Pick out each line below containing "till".

Excerpts from a figure dataset:
***

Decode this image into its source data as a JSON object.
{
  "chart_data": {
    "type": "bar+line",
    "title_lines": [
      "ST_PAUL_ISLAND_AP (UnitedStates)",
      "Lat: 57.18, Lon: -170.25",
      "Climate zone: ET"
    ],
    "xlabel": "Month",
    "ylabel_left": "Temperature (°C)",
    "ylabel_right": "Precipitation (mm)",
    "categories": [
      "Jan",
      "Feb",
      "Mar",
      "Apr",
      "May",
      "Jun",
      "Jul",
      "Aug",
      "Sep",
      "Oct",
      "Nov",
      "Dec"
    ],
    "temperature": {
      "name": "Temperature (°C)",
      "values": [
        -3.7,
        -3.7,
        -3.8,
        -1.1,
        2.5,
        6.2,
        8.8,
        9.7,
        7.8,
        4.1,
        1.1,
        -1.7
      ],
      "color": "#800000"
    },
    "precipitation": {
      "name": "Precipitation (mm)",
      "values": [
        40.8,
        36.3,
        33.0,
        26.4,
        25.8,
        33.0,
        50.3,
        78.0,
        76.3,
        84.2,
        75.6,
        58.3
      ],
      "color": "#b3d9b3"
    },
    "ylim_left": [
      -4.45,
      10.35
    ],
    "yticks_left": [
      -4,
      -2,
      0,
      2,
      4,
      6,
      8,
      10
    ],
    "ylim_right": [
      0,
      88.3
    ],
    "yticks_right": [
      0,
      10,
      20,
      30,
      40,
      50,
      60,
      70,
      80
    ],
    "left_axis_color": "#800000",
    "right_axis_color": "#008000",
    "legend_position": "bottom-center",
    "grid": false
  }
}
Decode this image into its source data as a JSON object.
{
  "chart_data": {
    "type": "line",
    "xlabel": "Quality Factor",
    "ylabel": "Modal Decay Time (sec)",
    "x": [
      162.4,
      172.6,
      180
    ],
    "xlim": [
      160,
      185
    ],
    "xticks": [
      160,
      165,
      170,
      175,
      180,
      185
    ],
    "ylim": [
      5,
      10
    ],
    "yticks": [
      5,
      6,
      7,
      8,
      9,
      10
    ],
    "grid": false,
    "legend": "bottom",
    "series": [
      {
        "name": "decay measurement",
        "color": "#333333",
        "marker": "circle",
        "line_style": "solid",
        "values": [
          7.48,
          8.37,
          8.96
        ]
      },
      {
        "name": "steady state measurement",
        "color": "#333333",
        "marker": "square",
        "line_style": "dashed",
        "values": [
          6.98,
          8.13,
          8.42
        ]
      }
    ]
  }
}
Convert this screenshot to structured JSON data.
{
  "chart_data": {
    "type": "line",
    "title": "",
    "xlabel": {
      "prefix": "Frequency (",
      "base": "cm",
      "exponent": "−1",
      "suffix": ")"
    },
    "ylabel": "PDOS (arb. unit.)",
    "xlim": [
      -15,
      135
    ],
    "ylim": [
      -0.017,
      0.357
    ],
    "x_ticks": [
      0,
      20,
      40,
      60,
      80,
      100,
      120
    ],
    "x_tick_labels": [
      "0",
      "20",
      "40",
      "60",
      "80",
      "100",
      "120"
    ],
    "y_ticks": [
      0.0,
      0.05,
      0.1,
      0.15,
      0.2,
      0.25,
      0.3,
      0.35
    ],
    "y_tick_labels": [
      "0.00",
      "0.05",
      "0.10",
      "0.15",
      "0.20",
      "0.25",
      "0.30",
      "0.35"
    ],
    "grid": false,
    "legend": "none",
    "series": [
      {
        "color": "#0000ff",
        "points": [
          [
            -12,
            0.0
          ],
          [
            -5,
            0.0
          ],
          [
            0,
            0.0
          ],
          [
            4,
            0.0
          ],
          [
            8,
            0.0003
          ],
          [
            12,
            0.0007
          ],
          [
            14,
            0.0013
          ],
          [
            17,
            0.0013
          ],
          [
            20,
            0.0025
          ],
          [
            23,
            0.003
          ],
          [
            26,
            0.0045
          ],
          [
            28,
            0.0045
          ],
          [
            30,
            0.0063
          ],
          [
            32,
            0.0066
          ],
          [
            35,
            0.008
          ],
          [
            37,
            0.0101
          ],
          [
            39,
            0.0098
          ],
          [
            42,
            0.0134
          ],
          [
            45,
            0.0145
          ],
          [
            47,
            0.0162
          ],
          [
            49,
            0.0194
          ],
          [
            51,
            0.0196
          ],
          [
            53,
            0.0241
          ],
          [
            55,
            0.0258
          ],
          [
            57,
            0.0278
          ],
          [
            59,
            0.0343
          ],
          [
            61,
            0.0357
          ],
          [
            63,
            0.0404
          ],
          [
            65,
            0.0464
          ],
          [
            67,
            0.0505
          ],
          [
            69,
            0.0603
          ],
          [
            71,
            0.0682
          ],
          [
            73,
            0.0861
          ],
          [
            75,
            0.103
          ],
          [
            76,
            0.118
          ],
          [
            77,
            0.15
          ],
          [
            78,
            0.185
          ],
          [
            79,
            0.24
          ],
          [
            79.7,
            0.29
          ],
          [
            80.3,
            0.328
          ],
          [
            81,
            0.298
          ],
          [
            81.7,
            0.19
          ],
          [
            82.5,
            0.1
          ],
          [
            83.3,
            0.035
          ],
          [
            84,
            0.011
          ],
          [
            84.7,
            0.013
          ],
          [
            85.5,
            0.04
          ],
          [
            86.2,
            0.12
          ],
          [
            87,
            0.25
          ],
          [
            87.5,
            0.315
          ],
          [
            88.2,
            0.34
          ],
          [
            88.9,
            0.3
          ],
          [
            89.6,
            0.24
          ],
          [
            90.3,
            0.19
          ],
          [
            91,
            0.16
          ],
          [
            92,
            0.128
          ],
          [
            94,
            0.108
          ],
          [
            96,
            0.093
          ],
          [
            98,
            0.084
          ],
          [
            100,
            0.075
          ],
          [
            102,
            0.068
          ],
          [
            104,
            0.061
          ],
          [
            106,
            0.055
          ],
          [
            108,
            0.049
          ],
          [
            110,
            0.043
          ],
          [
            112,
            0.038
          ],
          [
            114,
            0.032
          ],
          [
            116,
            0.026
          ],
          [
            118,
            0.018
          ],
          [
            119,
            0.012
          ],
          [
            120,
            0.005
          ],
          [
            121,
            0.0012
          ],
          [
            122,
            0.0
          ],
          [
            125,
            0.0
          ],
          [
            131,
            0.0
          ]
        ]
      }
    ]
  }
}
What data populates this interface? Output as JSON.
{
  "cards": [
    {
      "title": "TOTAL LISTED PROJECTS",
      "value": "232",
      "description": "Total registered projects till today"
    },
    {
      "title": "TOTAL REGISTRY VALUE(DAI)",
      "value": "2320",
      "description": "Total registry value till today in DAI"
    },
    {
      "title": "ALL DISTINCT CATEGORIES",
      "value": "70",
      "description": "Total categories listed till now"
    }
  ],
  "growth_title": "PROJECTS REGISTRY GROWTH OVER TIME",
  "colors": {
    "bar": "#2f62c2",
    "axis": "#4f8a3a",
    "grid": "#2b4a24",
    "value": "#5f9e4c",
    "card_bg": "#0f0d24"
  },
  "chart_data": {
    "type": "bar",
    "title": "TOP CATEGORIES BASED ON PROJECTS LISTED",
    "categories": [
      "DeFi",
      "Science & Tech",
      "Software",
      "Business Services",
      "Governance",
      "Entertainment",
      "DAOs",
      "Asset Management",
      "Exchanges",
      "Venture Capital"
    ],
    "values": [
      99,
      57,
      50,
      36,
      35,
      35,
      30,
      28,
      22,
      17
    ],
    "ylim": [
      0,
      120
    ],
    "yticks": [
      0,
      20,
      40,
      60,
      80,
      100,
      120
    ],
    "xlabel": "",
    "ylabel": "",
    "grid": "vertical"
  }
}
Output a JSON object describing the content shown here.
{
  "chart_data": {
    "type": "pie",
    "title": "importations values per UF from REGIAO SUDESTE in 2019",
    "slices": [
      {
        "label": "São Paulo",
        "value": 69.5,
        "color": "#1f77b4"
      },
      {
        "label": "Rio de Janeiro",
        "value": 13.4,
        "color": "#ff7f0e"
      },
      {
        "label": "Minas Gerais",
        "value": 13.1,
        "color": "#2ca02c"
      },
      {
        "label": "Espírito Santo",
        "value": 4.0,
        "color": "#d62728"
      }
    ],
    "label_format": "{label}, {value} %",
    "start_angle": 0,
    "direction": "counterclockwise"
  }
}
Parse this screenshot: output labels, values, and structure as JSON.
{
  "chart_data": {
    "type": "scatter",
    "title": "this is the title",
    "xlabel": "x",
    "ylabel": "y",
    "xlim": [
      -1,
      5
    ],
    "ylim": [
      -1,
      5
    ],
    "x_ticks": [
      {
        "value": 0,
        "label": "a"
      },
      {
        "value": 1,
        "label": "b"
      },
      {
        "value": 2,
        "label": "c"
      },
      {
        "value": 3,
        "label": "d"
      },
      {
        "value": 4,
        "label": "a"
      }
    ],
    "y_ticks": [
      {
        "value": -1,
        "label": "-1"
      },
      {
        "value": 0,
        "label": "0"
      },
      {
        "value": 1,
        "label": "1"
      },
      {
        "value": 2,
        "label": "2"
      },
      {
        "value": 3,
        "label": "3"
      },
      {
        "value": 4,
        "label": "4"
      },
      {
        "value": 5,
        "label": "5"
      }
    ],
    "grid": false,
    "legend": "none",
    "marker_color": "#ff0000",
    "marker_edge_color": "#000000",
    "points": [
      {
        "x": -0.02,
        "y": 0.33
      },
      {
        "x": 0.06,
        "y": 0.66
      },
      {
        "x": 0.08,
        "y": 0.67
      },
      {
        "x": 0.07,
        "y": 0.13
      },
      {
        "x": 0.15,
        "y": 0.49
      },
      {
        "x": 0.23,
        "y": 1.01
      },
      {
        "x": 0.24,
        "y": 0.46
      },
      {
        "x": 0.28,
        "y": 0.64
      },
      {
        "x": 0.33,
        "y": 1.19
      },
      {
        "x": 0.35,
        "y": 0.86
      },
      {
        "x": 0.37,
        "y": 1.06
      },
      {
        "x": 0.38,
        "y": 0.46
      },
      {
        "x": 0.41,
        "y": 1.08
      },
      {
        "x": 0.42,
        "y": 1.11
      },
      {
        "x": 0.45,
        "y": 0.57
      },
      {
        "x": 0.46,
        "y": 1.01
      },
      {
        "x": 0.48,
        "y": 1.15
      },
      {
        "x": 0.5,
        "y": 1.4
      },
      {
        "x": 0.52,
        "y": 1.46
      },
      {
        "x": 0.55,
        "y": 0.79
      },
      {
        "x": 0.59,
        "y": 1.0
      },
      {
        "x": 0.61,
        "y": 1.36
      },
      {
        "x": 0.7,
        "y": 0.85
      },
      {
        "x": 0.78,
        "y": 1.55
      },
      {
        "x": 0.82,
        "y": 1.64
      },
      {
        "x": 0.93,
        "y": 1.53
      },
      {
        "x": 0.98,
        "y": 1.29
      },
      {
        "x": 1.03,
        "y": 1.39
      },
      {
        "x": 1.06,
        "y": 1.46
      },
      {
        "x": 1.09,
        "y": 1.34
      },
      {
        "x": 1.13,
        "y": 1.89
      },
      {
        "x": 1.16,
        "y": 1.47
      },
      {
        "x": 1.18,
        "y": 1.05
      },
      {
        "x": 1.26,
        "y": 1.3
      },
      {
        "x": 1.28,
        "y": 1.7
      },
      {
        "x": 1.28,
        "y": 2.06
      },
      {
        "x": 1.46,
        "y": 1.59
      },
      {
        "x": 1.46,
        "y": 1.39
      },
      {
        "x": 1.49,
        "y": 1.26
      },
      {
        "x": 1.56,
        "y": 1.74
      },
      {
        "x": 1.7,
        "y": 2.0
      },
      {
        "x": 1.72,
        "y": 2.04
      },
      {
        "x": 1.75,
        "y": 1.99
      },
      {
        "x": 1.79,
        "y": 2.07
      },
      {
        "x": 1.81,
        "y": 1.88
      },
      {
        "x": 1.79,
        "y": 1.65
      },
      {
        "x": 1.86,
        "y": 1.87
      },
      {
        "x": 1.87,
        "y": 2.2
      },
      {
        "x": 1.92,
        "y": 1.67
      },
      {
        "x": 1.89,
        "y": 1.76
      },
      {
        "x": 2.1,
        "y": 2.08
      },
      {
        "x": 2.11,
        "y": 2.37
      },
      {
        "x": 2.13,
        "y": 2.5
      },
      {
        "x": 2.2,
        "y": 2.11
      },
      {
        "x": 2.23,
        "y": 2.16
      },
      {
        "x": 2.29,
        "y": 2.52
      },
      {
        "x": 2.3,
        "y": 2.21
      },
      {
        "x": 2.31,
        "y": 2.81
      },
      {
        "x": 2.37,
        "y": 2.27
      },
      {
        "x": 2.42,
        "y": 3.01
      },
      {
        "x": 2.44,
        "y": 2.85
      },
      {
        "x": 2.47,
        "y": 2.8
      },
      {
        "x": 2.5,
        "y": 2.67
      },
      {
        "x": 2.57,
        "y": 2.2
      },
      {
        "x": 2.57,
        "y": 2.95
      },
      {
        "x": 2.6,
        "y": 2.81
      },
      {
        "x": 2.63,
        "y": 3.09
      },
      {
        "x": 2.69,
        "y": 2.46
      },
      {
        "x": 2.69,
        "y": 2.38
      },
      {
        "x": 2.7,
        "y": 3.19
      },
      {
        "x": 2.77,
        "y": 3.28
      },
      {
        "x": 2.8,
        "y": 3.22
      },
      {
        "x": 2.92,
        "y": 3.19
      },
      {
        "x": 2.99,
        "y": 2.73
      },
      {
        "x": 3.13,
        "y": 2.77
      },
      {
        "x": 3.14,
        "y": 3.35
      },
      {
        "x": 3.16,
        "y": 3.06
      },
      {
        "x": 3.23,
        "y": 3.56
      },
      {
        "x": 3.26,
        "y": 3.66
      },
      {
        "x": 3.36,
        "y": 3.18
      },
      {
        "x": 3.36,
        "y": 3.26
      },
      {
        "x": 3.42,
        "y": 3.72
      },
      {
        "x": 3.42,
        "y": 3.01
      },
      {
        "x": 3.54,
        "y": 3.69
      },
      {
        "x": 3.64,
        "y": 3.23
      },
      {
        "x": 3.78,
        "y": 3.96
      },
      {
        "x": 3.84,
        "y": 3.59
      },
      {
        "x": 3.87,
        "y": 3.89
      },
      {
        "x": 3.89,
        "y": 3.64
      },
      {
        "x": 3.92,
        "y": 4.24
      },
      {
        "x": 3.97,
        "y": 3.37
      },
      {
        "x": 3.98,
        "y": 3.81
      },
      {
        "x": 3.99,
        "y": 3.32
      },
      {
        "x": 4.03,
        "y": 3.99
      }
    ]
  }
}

***

## THE RESULT
      "description": "Total registered projects till today"
      "description": "Total registry value till today in DAI"
      "description": "Total categories listed till now"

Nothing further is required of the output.